**Teks Dokumen:**
▼▼▼

KoranAceh.Net | Banda Aceh – Gerakan Pemuda Iskandar Muda (GePIM) Aceh menyerukan desakan keras kepada Pemerintah Indonesia untuk segera menetapkan status darurat bencana nasional bagi Aceh, Sumatra Utara, dan Sumatra Barat, menyusul lumpuhnya penanganan bencana banjir yang telah memasuki hari kesembilan.
Ketua GePIM Aceh, Zulhadi, menilai pemerintah daerah tidak lagi mampu menanggulangi dampak bencana yang merusak hampir semua sektor kehidupan masyarakat. Ia menegaskan bahwa kondisi di lapangan kini telah memasuki fase yang disebutnya sebagai “kedaruratan kemanusiaan.”
“Kita butuh bantuan dari Pemerintah Pusat. Situasi sudah benar-benar emergency. Kita juga meminta negara-negara sahabat dan NGO internasional untuk membantu karena saat ini Aceh sedang berada dalam krisis kemanusiaan,” kata Zulhadi, Jumat, 5 Desember 2025.

▲▲▲

**Cuplikan Data:**
▼▼▼

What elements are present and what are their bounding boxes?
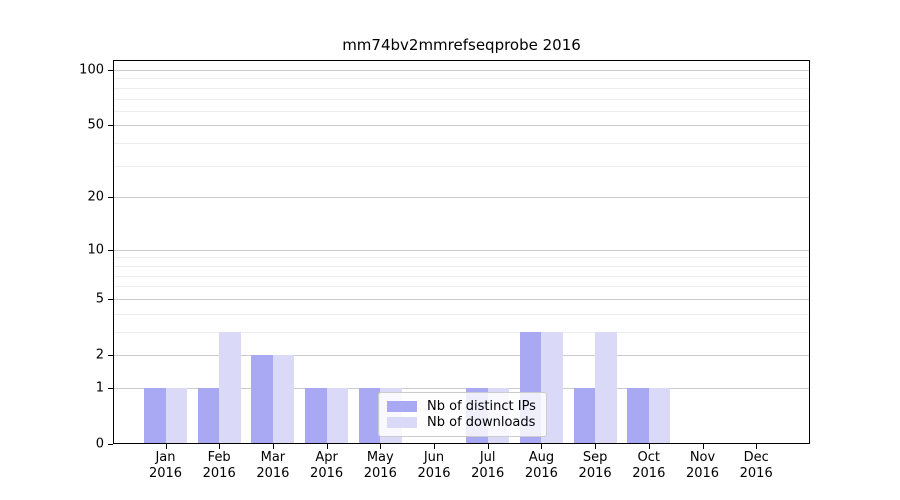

▲▲▲

**Soal:** Menurut teks dokumen, status apa yang didesak GePIM Aceh untuk ditetapkan pemerintah bagi Aceh, Sumatra Utara, dan Sumatra Barat? Baris-baris data merupakan bahan tersendiri yang terpisah dari teks dokumen.

**Hasil Latihan:** Status darurat bencana nasional.